Aim
Copy out all lines that hold "Ruins".

(Recorded data)

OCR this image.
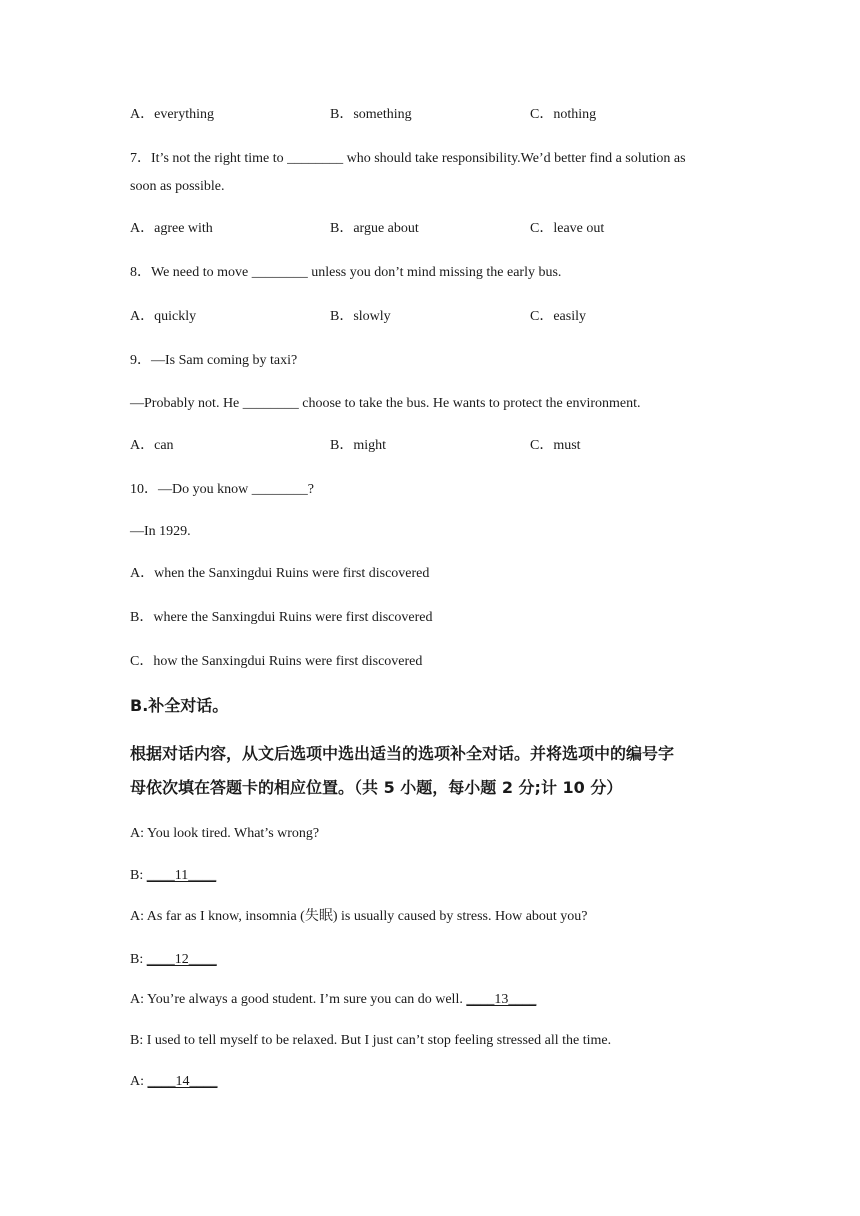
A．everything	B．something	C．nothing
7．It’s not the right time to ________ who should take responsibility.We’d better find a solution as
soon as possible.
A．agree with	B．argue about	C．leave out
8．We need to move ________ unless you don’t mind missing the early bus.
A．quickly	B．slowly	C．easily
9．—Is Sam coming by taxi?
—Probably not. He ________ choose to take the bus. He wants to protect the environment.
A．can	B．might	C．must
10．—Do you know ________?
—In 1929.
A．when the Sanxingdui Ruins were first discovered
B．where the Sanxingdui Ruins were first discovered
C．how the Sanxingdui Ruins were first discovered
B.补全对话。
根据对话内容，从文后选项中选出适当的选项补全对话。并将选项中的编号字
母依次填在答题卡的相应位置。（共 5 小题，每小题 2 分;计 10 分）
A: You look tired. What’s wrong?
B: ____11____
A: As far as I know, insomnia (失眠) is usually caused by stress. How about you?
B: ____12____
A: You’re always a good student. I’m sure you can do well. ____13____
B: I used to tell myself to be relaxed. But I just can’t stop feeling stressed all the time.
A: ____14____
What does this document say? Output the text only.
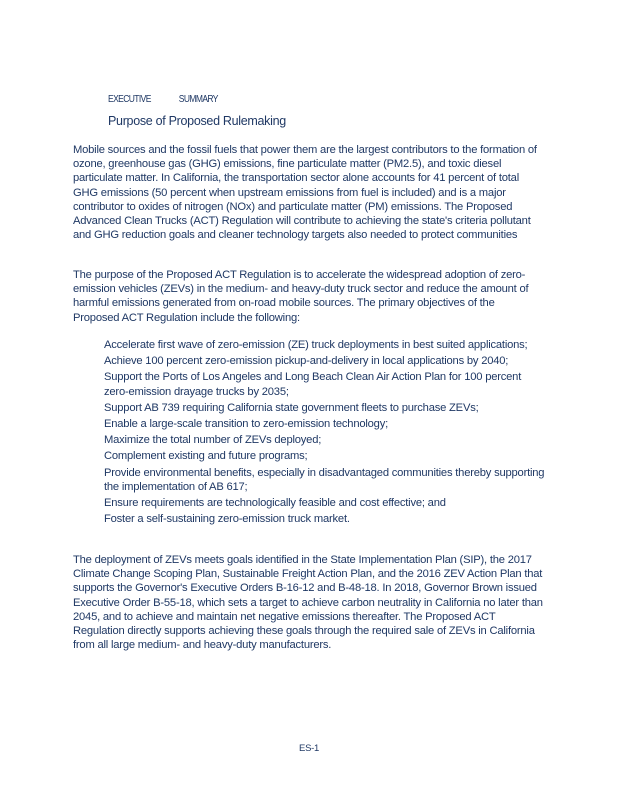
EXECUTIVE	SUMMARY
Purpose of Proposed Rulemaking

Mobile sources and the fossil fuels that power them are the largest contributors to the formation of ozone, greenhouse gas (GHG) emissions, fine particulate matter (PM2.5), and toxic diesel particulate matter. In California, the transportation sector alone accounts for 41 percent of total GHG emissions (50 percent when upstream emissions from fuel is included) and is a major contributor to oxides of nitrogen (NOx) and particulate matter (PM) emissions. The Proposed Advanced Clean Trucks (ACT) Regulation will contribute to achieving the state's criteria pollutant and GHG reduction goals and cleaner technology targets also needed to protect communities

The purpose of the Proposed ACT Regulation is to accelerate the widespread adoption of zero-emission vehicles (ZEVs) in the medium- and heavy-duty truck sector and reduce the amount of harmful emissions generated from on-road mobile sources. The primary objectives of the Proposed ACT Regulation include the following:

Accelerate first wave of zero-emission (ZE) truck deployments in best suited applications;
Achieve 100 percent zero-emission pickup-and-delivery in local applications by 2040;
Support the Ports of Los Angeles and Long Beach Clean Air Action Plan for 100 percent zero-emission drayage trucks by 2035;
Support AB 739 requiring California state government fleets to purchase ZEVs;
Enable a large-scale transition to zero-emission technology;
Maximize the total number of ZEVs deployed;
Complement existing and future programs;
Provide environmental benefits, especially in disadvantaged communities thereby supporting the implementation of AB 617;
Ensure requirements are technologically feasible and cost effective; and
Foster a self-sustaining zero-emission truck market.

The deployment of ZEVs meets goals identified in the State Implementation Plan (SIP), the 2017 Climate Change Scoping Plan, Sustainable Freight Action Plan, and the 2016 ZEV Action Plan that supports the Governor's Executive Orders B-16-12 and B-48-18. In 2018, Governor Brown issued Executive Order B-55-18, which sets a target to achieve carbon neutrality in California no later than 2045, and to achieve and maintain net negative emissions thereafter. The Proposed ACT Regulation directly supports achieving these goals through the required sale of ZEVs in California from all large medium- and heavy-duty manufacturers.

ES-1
...
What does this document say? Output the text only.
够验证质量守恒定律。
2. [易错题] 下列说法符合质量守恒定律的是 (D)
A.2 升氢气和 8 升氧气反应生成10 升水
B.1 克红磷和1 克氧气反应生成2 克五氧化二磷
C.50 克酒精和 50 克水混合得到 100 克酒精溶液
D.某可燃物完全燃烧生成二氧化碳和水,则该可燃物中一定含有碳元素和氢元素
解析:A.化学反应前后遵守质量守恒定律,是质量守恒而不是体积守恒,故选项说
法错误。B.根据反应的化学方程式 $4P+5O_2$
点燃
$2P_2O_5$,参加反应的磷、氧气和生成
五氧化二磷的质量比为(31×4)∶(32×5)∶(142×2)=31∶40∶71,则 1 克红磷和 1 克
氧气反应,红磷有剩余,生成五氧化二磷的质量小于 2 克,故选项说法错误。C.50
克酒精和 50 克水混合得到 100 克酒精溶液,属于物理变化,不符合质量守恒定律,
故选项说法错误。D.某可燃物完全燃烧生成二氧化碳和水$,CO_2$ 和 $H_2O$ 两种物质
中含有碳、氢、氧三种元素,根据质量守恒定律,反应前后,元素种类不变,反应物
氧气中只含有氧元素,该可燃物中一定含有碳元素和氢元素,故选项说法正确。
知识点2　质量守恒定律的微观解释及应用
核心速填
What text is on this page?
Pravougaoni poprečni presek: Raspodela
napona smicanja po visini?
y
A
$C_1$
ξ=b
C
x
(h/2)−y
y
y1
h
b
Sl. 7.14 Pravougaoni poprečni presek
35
==
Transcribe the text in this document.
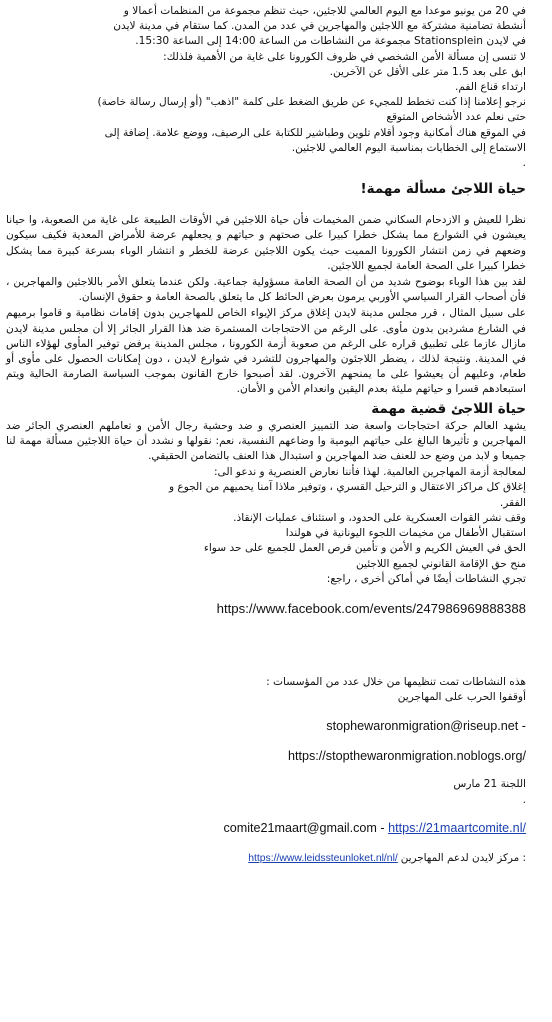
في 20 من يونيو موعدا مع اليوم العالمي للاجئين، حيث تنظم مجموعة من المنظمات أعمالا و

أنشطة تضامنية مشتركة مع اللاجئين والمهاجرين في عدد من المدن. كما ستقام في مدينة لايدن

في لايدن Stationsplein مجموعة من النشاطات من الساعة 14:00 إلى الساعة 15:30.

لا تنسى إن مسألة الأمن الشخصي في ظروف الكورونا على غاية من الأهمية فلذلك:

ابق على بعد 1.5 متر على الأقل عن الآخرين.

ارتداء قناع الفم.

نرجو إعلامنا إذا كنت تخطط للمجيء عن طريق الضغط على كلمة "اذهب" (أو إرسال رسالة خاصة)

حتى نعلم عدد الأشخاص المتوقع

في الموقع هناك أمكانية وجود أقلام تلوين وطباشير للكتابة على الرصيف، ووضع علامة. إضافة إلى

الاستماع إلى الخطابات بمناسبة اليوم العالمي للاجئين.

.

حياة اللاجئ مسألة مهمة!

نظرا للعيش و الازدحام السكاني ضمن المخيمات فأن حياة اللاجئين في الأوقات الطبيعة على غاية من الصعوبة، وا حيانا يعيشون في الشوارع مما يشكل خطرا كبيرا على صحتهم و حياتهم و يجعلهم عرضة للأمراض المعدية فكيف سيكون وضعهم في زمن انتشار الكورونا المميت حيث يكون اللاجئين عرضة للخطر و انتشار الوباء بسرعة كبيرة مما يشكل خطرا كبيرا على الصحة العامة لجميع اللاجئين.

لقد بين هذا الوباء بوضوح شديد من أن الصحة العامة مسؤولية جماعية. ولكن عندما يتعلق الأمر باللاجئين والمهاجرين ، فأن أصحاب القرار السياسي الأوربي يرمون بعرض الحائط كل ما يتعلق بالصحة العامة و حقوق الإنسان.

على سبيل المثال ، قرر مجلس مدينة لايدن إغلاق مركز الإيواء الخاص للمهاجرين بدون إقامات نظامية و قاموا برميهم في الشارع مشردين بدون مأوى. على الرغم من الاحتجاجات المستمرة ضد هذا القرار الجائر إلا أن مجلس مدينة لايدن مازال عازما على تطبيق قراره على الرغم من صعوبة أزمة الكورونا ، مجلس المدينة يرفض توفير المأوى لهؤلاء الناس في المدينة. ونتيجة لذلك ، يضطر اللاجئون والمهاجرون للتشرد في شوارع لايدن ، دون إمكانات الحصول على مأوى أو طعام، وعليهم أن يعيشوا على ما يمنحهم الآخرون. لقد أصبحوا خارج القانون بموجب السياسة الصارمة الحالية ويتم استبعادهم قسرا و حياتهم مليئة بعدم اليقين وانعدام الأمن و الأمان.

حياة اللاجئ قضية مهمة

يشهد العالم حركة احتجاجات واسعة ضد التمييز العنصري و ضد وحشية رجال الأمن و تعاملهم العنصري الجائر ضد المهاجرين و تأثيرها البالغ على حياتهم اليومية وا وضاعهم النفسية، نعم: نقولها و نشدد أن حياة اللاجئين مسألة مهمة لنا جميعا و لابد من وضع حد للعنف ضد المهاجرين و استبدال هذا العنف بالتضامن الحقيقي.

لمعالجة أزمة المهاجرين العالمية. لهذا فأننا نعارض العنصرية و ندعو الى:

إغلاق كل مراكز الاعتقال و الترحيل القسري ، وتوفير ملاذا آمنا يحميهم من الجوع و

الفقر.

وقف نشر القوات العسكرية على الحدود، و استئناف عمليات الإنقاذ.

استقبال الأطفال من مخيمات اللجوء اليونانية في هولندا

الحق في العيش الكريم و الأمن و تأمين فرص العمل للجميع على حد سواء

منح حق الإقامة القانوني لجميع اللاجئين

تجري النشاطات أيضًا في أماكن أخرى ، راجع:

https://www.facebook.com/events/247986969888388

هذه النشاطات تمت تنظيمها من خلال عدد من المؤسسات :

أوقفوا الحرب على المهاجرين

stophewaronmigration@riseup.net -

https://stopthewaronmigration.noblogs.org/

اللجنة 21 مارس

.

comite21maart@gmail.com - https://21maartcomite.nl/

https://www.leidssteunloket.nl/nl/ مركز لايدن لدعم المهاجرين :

Final result
A．when the Sanxingdui Ruins were first discovered
B．where the Sanxingdui Ruins were first discovered
C．how the Sanxingdui Ruins were first discovered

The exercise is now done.